Problem requirements:
Find each line with "issues" and copy it.

───── Input records

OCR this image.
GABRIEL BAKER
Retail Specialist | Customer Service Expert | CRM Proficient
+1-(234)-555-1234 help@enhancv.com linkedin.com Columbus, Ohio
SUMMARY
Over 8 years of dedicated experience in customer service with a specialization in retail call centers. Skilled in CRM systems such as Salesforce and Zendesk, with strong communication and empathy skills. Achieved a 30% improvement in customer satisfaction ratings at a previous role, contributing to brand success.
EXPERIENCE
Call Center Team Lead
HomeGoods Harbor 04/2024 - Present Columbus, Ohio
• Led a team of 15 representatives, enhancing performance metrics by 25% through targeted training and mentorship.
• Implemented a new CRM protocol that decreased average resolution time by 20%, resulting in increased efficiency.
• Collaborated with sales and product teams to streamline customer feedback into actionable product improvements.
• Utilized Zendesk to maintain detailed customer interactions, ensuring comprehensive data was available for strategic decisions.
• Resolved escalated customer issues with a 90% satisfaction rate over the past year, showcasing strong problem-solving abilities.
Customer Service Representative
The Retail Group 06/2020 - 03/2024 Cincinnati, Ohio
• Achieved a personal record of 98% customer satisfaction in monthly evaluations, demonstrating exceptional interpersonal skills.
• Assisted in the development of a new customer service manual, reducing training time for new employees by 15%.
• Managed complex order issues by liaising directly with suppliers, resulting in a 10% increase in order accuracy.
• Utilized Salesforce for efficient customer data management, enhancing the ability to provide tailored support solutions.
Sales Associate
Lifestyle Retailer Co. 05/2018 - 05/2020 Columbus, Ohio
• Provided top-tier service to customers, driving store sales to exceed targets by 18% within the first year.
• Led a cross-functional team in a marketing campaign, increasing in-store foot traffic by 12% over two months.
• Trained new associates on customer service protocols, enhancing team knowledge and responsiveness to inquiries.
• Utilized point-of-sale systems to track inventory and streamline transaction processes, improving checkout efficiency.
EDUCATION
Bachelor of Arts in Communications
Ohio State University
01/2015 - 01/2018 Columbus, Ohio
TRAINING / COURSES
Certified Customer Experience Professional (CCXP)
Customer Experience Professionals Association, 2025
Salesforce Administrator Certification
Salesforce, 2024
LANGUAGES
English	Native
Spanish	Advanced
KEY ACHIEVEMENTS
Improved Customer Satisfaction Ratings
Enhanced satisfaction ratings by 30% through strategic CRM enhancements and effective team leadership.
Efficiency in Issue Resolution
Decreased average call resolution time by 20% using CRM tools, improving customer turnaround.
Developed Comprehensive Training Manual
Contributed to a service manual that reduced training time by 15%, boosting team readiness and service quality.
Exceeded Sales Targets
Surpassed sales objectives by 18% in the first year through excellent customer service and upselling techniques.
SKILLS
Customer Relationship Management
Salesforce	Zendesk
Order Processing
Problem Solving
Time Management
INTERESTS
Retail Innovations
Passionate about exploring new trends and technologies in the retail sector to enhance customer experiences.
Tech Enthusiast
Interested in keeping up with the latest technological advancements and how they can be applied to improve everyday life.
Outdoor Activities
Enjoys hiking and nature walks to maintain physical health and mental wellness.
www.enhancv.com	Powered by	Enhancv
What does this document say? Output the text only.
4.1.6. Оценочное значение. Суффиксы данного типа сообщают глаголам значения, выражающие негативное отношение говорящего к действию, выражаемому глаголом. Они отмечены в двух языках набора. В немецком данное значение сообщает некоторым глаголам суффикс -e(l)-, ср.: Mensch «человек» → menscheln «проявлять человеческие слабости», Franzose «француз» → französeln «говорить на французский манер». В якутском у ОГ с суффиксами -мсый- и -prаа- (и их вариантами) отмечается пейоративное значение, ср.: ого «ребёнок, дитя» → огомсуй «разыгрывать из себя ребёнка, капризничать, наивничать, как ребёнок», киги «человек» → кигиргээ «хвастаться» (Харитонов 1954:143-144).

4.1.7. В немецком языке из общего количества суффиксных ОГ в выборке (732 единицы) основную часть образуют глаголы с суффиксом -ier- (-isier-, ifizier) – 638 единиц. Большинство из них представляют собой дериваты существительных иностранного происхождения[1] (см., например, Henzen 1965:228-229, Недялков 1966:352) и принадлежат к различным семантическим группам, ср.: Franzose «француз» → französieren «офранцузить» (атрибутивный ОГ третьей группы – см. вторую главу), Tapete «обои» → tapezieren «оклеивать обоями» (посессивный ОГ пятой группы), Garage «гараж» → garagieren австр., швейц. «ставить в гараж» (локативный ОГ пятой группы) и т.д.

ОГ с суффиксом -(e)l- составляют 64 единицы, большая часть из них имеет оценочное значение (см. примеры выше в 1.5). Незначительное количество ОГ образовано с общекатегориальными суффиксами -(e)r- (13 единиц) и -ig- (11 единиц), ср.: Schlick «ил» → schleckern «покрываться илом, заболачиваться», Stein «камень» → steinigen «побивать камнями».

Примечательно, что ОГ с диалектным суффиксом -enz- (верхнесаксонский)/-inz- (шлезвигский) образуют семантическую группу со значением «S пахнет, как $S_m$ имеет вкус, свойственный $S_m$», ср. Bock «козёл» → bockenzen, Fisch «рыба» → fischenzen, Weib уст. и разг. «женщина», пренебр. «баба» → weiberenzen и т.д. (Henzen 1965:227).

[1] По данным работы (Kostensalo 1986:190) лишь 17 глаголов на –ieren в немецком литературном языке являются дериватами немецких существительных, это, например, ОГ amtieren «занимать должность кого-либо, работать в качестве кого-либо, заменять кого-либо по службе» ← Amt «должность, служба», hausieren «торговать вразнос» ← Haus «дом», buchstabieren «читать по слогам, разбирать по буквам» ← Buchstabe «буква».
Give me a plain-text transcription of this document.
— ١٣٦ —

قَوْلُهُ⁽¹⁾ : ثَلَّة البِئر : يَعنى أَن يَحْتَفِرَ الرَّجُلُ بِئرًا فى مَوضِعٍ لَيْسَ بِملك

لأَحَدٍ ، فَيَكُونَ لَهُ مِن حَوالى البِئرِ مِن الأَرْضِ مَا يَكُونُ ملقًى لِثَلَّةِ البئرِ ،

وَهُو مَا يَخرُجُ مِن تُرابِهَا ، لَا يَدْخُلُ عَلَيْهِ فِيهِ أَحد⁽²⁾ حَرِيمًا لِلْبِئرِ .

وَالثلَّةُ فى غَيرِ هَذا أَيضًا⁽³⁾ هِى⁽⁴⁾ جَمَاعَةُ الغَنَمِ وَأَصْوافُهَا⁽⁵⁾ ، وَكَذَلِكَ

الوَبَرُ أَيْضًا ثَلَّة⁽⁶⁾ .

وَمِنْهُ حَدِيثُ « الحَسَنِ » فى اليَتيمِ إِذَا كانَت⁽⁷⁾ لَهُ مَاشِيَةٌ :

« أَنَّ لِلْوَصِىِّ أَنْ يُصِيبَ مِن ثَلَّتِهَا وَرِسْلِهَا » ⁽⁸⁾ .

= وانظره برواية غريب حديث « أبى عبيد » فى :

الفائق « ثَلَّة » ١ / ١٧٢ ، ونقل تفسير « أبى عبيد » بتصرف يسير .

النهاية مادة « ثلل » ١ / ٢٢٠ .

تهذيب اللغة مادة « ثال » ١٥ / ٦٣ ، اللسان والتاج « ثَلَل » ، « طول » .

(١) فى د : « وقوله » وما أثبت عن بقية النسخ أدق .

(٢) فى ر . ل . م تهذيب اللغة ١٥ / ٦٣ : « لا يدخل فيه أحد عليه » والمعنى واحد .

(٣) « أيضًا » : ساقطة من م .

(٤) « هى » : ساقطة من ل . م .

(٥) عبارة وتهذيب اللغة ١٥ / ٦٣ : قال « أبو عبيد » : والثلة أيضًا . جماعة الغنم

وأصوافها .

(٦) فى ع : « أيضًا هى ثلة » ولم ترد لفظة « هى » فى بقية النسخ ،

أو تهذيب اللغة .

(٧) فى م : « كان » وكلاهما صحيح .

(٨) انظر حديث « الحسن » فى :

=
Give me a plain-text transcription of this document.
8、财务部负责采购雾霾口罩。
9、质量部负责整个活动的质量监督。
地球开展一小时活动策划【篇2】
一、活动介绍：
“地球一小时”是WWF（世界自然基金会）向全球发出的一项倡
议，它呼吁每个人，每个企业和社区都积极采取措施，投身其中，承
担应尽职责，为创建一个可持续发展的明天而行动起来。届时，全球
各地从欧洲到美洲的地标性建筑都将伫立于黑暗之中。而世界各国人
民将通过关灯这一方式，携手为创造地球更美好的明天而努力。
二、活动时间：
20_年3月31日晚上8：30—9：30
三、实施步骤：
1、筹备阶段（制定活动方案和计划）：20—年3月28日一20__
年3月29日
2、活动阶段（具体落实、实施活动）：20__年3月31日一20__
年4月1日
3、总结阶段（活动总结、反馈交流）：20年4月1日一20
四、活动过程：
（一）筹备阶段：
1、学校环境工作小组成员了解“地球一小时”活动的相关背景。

──────────

Finished task:
• Resolved escalated customer issues with a 90% satisfaction rate over the past year, showcasing strong problem-solving abilities.
• Managed complex order issues by liaising directly with suppliers, resulting in a 10% increase in order accuracy.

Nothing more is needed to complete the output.